(Records from a data collection)
# # # # #
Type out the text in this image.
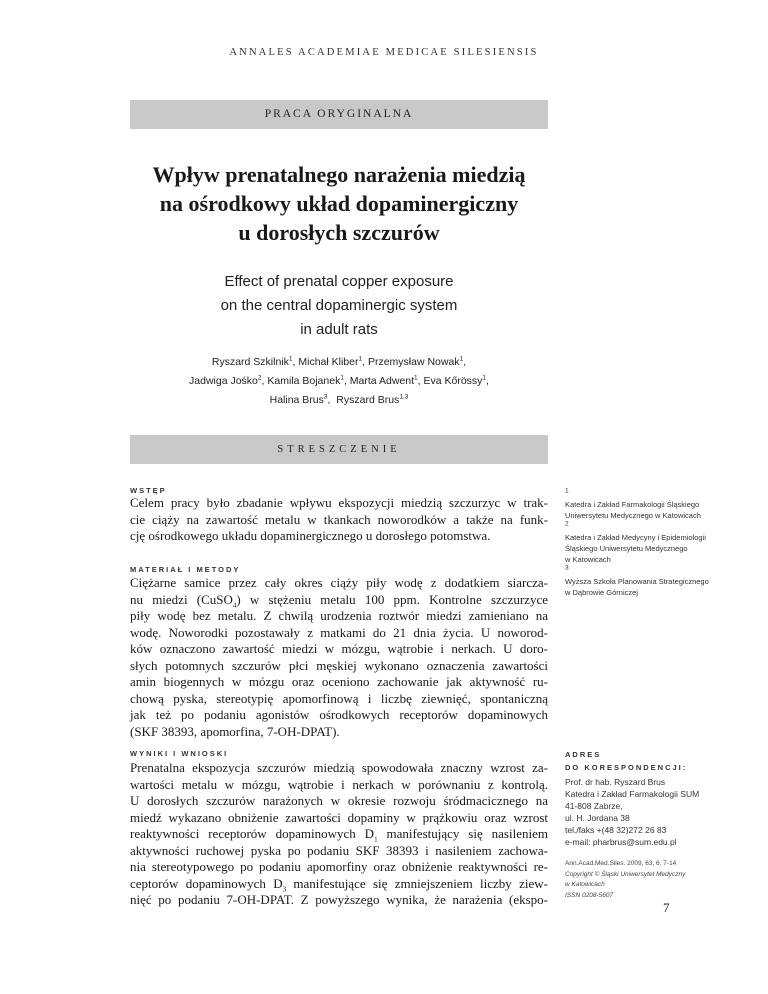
ANNALES ACADEMIAE MEDICAE SILESIENSIS
PRACA ORYGINALNA
Wpływ prenatalnego narażenia miedzią
na ośrodkowy układ dopaminergiczny
u dorosłych szczurów
Effect of prenatal copper exposure
on the central dopaminergic system
in adult rats
Ryszard Szkilnik$^1$, Michał Kliber$^1$, Przemysław Nowak$^1$,
Jadwiga Jośko$^2$, Kamila Bojanek$^1$, Marta Adwent$^1$, Eva Kőrössy$^1$,
Halina Brus$^3$,  Ryszard Brus$^{1,3}$
STRESZCZENIE
WSTĘP
Celem pracy było zbadanie wpływu ekspozycji miedzią szczurzyc w trak-
cie ciąży na zawartość metalu w tkankach noworodków a także na funk-
cję ośrodkowego układu dopaminergicznego u dorosłego potomstwa.
MATERIAŁ I METODY
Ciężarne samice przez cały okres ciąży piły wodę z dodatkiem siarcza-
nu miedzi (CuSO$_4$) w stężeniu metalu 100 ppm. Kontrolne szczurzyce
piły wodę bez metalu. Z chwilą urodzenia roztwór miedzi zamieniano na
wodę. Noworodki pozostawały z matkami do 21 dnia życia. U noworod-
ków oznaczono zawartość miedzi w mózgu, wątrobie i nerkach. U doro-
słych potomnych szczurów płci męskiej wykonano oznaczenia zawartości
amin biogennych w mózgu oraz oceniono zachowanie jak aktywność ru-
chową pyska, stereotypię apomorfinową i liczbę ziewnięć, spontaniczną
jak też po podaniu agonistów ośrodkowych receptorów dopaminowych
(SKF 38393, apomorfina, 7-OH-DPAT).
WYNIKI I WNIOSKI
Prenatalna ekspozycja szczurów miedzią spowodowała znaczny wzrost za-
wartości metalu w mózgu, wątrobie i nerkach w porównaniu z kontrolą.
U dorosłych szczurów narażonych w okresie rozwoju śródmacicznego na
miedź wykazano obniżenie zawartości dopaminy w prążkowiu oraz wzrost
reaktywności receptorów dopaminowych $D_1$ manifestujący się nasileniem
aktywności ruchowej pyska po podaniu SKF 38393 i nasileniem zachowa-
nia stereotypowego po podaniu apomorfiny oraz obniżenie reaktywności re-
ceptorów dopaminowych $D_3$ manifestujące się zmniejszeniem liczby ziew-
nięć po podaniu 7-OH-DPAT. Z powyższego wynika, że narażenia (ekspo-
$^1$
Katedra i Zakład Farmakologii Śląskiego
Uniwersytetu Medycznego w Katowicach
$^2$
Katedra i Zakład Medycyny i Epidemiologii
Śląskiego Uniwersytetu Medycznego
w Katowicach
$^3$
Wyższa Szkoła Planowania Strategicznego
w Dąbrowie Górniczej
ADRES
DO KORESPONDENCJI:
Prof. dr hab. Ryszard Brus
Katedra i Zakład Farmakologii SUM
41-808 Zabrze,
ul. H. Jordana 38
tel./faks +(48 32)272 26 83
e-mail: pharbrus@sum.edu.pl
Ann.Acad.Med.Siles. 2009, 63, 6, 7-14
Copyright © Śląski Uniwersytet Medyczny
w Katowicach
ISSN 0208-5607
7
# # # # #
• **Requirement**
Give back the whole listing as it stands, minus its pictures.

• **Problem solution**
Type out the text in this image.
ANNALES ACADEMIAE MEDICAE SILESIENSIS
PRACA ORYGINALNA
Wpływ prenatalnego narażenia miedzią
na ośrodkowy układ dopaminergiczny
u dorosłych szczurów
Effect of prenatal copper exposure
on the central dopaminergic system
in adult rats
Ryszard Szkilnik$^1$, Michał Kliber$^1$, Przemysław Nowak$^1$,
Jadwiga Jośko$^2$, Kamila Bojanek$^1$, Marta Adwent$^1$, Eva Kőrössy$^1$,
Halina Brus$^3$,  Ryszard Brus$^{1,3}$
STRESZCZENIE
WSTĘP
Celem pracy było zbadanie wpływu ekspozycji miedzią szczurzyc w trak-
cie ciąży na zawartość metalu w tkankach noworodków a także na funk-
cję ośrodkowego układu dopaminergicznego u dorosłego potomstwa.
MATERIAŁ I METODY
Ciężarne samice przez cały okres ciąży piły wodę z dodatkiem siarcza-
nu miedzi (CuSO$_4$) w stężeniu metalu 100 ppm. Kontrolne szczurzyce
piły wodę bez metalu. Z chwilą urodzenia roztwór miedzi zamieniano na
wodę. Noworodki pozostawały z matkami do 21 dnia życia. U noworod-
ków oznaczono zawartość miedzi w mózgu, wątrobie i nerkach. U doro-
słych potomnych szczurów płci męskiej wykonano oznaczenia zawartości
amin biogennych w mózgu oraz oceniono zachowanie jak aktywność ru-
chową pyska, stereotypię apomorfinową i liczbę ziewnięć, spontaniczną
jak też po podaniu agonistów ośrodkowych receptorów dopaminowych
(SKF 38393, apomorfina, 7-OH-DPAT).
WYNIKI I WNIOSKI
Prenatalna ekspozycja szczurów miedzią spowodowała znaczny wzrost za-
wartości metalu w mózgu, wątrobie i nerkach w porównaniu z kontrolą.
U dorosłych szczurów narażonych w okresie rozwoju śródmacicznego na
miedź wykazano obniżenie zawartości dopaminy w prążkowiu oraz wzrost
reaktywności receptorów dopaminowych $D_1$ manifestujący się nasileniem
aktywności ruchowej pyska po podaniu SKF 38393 i nasileniem zachowa-
nia stereotypowego po podaniu apomorfiny oraz obniżenie reaktywności re-
ceptorów dopaminowych $D_3$ manifestujące się zmniejszeniem liczby ziew-
nięć po podaniu 7-OH-DPAT. Z powyższego wynika, że narażenia (ekspo-
$^1$
Katedra i Zakład Farmakologii Śląskiego
Uniwersytetu Medycznego w Katowicach
$^2$
Katedra i Zakład Medycyny i Epidemiologii
Śląskiego Uniwersytetu Medycznego
w Katowicach
$^3$
Wyższa Szkoła Planowania Strategicznego
w Dąbrowie Górniczej
ADRES
DO KORESPONDENCJI:
Prof. dr hab. Ryszard Brus
Katedra i Zakład Farmakologii SUM
41-808 Zabrze,
ul. H. Jordana 38
tel./faks +(48 32)272 26 83
e-mail: pharbrus@sum.edu.pl
Ann.Acad.Med.Siles. 2009, 63, 6, 7-14
Copyright © Śląski Uniwersytet Medyczny
w Katowicach
ISSN 0208-5607
7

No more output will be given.